WHAT NEEDS TO BE DONE: Reproduce all records exactly.

Start of PROVIDED MATERIAL

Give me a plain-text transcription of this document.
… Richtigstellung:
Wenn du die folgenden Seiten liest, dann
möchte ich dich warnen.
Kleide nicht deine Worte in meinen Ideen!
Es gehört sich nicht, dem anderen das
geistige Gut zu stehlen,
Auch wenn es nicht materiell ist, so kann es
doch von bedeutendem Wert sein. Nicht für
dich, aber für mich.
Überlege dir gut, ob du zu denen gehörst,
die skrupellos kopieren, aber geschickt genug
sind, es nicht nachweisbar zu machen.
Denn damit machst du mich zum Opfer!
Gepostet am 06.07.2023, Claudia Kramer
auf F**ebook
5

End of PROVIDED MATERIAL

RESPONSE TO THE TASK:
Give me a plain-text transcription of this document.
… Richtigstellung:
Wenn du die folgenden Seiten liest, dann
möchte ich dich warnen.
Kleide nicht deine Worte in meinen Ideen!
Es gehört sich nicht, dem anderen das
geistige Gut zu stehlen,
Auch wenn es nicht materiell ist, so kann es
doch von bedeutendem Wert sein. Nicht für
dich, aber für mich.
Überlege dir gut, ob du zu denen gehörst,
die skrupellos kopieren, aber geschickt genug
sind, es nicht nachweisbar zu machen.
Denn damit machst du mich zum Opfer!
Gepostet am 06.07.2023, Claudia Kramer
auf F**ebook
5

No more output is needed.